(Dataset items)
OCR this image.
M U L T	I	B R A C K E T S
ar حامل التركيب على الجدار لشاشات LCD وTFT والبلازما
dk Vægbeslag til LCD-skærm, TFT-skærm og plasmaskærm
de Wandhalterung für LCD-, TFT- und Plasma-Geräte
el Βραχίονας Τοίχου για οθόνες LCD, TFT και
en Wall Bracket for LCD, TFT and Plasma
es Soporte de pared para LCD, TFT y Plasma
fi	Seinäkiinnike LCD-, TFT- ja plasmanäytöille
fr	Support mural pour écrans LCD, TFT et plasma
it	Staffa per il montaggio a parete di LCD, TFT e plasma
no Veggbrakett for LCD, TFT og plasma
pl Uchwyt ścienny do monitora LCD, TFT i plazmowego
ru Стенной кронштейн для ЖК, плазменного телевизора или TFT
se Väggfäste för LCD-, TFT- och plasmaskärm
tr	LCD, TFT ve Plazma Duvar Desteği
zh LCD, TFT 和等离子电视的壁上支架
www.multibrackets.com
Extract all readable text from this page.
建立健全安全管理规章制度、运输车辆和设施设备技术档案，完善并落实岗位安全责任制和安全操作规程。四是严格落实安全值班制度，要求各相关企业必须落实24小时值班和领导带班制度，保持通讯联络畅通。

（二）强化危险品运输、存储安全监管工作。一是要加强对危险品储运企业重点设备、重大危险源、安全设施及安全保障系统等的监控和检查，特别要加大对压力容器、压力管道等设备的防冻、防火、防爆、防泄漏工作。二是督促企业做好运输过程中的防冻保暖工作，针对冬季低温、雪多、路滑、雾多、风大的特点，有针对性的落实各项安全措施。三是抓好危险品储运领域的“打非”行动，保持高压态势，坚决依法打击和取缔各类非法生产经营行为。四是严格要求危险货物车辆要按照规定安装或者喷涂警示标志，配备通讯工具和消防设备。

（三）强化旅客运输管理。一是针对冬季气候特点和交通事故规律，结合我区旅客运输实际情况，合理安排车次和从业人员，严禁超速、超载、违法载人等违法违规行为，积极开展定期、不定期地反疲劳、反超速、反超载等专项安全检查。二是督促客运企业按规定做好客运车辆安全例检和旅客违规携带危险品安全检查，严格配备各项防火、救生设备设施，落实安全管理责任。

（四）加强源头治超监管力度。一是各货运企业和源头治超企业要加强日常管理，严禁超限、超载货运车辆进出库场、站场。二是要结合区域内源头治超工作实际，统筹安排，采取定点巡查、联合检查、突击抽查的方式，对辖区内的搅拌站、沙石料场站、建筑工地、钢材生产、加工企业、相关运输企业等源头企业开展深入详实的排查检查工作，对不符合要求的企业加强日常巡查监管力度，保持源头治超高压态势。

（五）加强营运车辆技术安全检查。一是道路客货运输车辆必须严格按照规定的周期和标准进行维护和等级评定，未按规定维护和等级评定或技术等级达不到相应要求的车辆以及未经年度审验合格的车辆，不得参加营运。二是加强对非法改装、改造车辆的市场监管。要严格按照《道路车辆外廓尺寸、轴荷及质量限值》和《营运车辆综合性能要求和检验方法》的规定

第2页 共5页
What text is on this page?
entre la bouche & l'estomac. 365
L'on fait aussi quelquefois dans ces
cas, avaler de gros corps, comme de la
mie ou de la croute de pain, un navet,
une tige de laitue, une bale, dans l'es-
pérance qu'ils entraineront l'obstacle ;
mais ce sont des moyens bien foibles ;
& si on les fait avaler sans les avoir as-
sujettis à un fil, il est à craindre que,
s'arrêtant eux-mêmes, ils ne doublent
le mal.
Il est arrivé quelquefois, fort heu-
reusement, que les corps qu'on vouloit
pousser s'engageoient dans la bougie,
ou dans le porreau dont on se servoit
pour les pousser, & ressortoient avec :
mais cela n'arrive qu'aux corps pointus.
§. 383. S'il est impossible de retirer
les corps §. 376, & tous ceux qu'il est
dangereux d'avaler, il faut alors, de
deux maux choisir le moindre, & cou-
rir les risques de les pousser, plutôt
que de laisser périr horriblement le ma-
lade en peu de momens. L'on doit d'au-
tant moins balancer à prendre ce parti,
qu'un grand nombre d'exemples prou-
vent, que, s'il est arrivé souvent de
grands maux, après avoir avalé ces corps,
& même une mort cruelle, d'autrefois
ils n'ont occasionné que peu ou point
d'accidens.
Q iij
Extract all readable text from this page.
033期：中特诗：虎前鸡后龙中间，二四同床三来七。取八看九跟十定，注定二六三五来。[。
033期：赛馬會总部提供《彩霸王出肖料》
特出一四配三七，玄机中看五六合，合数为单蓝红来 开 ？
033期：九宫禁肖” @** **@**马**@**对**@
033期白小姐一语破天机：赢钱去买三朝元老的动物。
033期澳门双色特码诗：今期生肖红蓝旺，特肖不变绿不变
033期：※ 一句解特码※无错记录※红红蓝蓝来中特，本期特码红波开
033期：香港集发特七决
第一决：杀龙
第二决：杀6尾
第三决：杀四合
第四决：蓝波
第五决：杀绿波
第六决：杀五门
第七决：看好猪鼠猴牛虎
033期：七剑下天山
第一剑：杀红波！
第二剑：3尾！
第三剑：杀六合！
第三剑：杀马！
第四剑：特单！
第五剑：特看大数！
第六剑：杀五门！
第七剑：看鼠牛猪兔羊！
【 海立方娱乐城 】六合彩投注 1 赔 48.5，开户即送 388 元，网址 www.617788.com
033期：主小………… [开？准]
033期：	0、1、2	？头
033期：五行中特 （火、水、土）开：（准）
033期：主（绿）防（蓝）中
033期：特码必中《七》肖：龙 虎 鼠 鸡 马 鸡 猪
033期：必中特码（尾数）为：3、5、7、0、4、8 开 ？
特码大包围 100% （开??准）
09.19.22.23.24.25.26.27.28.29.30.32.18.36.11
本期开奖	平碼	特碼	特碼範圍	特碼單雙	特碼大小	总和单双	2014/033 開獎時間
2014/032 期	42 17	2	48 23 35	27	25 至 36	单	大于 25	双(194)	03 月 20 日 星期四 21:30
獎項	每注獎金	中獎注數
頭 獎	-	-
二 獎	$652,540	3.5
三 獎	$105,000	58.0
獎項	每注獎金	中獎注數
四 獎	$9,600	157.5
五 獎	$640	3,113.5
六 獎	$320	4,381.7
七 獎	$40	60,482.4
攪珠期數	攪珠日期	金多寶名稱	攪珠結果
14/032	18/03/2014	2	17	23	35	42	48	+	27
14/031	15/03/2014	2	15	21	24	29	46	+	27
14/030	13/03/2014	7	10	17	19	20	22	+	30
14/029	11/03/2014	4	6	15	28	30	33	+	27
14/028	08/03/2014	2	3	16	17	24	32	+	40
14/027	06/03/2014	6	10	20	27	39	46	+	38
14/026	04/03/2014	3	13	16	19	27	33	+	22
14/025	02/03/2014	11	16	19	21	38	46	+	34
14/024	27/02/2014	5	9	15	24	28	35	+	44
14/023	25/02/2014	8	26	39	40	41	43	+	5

* **Short problem**:
The entries above must be returned in full, exactly as shown.

* **Written response**:
OCR this image.
M U L T	I	B R A C K E T S
ar حامل التركيب على الجدار لشاشات LCD وTFT والبلازما
dk Vægbeslag til LCD-skærm, TFT-skærm og plasmaskærm
de Wandhalterung für LCD-, TFT- und Plasma-Geräte
el Βραχίονας Τοίχου για οθόνες LCD, TFT και
en Wall Bracket for LCD, TFT and Plasma
es Soporte de pared para LCD, TFT y Plasma
fi	Seinäkiinnike LCD-, TFT- ja plasmanäytöille
fr	Support mural pour écrans LCD, TFT et plasma
it	Staffa per il montaggio a parete di LCD, TFT e plasma
no Veggbrakett for LCD, TFT og plasma
pl Uchwyt ścienny do monitora LCD, TFT i plazmowego
ru Стенной кронштейн для ЖК, плазменного телевизора или TFT
se Väggfäste för LCD-, TFT- och plasmaskärm
tr	LCD, TFT ve Plazma Duvar Desteği
zh LCD, TFT 和等离子电视的壁上支架
www.multibrackets.com
Extract all readable text from this page.
建立健全安全管理规章制度、运输车辆和设施设备技术档案，完善并落实岗位安全责任制和安全操作规程。四是严格落实安全值班制度，要求各相关企业必须落实24小时值班和领导带班制度，保持通讯联络畅通。

（二）强化危险品运输、存储安全监管工作。一是要加强对危险品储运企业重点设备、重大危险源、安全设施及安全保障系统等的监控和检查，特别要加大对压力容器、压力管道等设备的防冻、防火、防爆、防泄漏工作。二是督促企业做好运输过程中的防冻保暖工作，针对冬季低温、雪多、路滑、雾多、风大的特点，有针对性的落实各项安全措施。三是抓好危险品储运领域的“打非”行动，保持高压态势，坚决依法打击和取缔各类非法生产经营行为。四是严格要求危险货物车辆要按照规定安装或者喷涂警示标志，配备通讯工具和消防设备。

（三）强化旅客运输管理。一是针对冬季气候特点和交通事故规律，结合我区旅客运输实际情况，合理安排车次和从业人员，严禁超速、超载、违法载人等违法违规行为，积极开展定期、不定期地反疲劳、反超速、反超载等专项安全检查。二是督促客运企业按规定做好客运车辆安全例检和旅客违规携带危险品安全检查，严格配备各项防火、救生设备设施，落实安全管理责任。

（四）加强源头治超监管力度。一是各货运企业和源头治超企业要加强日常管理，严禁超限、超载货运车辆进出库场、站场。二是要结合区域内源头治超工作实际，统筹安排，采取定点巡查、联合检查、突击抽查的方式，对辖区内的搅拌站、沙石料场站、建筑工地、钢材生产、加工企业、相关运输企业等源头企业开展深入详实的排查检查工作，对不符合要求的企业加强日常巡查监管力度，保持源头治超高压态势。

（五）加强营运车辆技术安全检查。一是道路客货运输车辆必须严格按照规定的周期和标准进行维护和等级评定，未按规定维护和等级评定或技术等级达不到相应要求的车辆以及未经年度审验合格的车辆，不得参加营运。二是加强对非法改装、改造车辆的市场监管。要严格按照《道路车辆外廓尺寸、轴荷及质量限值》和《营运车辆综合性能要求和检验方法》的规定

第2页 共5页
What text is on this page?
entre la bouche & l'estomac. 365
L'on fait aussi quelquefois dans ces
cas, avaler de gros corps, comme de la
mie ou de la croute de pain, un navet,
une tige de laitue, une bale, dans l'es-
pérance qu'ils entraineront l'obstacle ;
mais ce sont des moyens bien foibles ;
& si on les fait avaler sans les avoir as-
sujettis à un fil, il est à craindre que,
s'arrêtant eux-mêmes, ils ne doublent
le mal.
Il est arrivé quelquefois, fort heu-
reusement, que les corps qu'on vouloit
pousser s'engageoient dans la bougie,
ou dans le porreau dont on se servoit
pour les pousser, & ressortoient avec :
mais cela n'arrive qu'aux corps pointus.
§. 383. S'il est impossible de retirer
les corps §. 376, & tous ceux qu'il est
dangereux d'avaler, il faut alors, de
deux maux choisir le moindre, & cou-
rir les risques de les pousser, plutôt
que de laisser périr horriblement le ma-
lade en peu de momens. L'on doit d'au-
tant moins balancer à prendre ce parti,
qu'un grand nombre d'exemples prou-
vent, que, s'il est arrivé souvent de
grands maux, après avoir avalé ces corps,
& même une mort cruelle, d'autrefois
ils n'ont occasionné que peu ou point
d'accidens.
Q iij
Extract all readable text from this page.
033期：中特诗：虎前鸡后龙中间，二四同床三来七。取八看九跟十定，注定二六三五来。[。
033期：赛馬會总部提供《彩霸王出肖料》
特出一四配三七，玄机中看五六合，合数为单蓝红来 开 ？
033期：九宫禁肖” @** **@**马**@**对**@
033期白小姐一语破天机：赢钱去买三朝元老的动物。
033期澳门双色特码诗：今期生肖红蓝旺，特肖不变绿不变
033期：※ 一句解特码※无错记录※红红蓝蓝来中特，本期特码红波开
033期：香港集发特七决
第一决：杀龙
第二决：杀6尾
第三决：杀四合
第四决：蓝波
第五决：杀绿波
第六决：杀五门
第七决：看好猪鼠猴牛虎
033期：七剑下天山
第一剑：杀红波！
第二剑：3尾！
第三剑：杀六合！
第三剑：杀马！
第四剑：特单！
第五剑：特看大数！
第六剑：杀五门！
第七剑：看鼠牛猪兔羊！
【 海立方娱乐城 】六合彩投注 1 赔 48.5，开户即送 388 元，网址 www.617788.com
033期：主小………… [开？准]
033期：	0、1、2	？头
033期：五行中特 （火、水、土）开：（准）
033期：主（绿）防（蓝）中
033期：特码必中《七》肖：龙 虎 鼠 鸡 马 鸡 猪
033期：必中特码（尾数）为：3、5、7、0、4、8 开 ？
特码大包围 100% （开??准）
09.19.22.23.24.25.26.27.28.29.30.32.18.36.11
本期开奖	平碼	特碼	特碼範圍	特碼單雙	特碼大小	总和单双	2014/033 開獎時間
2014/032 期	42 17	2	48 23 35	27	25 至 36	单	大于 25	双(194)	03 月 20 日 星期四 21:30
獎項	每注獎金	中獎注數
頭 獎	-	-
二 獎	$652,540	3.5
三 獎	$105,000	58.0
獎項	每注獎金	中獎注數
四 獎	$9,600	157.5
五 獎	$640	3,113.5
六 獎	$320	4,381.7
七 獎	$40	60,482.4
攪珠期數	攪珠日期	金多寶名稱	攪珠結果
14/032	18/03/2014	2	17	23	35	42	48	+	27
14/031	15/03/2014	2	15	21	24	29	46	+	27
14/030	13/03/2014	7	10	17	19	20	22	+	30
14/029	11/03/2014	4	6	15	28	30	33	+	27
14/028	08/03/2014	2	3	16	17	24	32	+	40
14/027	06/03/2014	6	10	20	27	39	46	+	38
14/026	04/03/2014	3	13	16	19	27	33	+	22
14/025	02/03/2014	11	16	19	21	38	46	+	34
14/024	27/02/2014	5	9	15	24	28	35	+	44
14/023	25/02/2014	8	26	39	40	41	43	+	5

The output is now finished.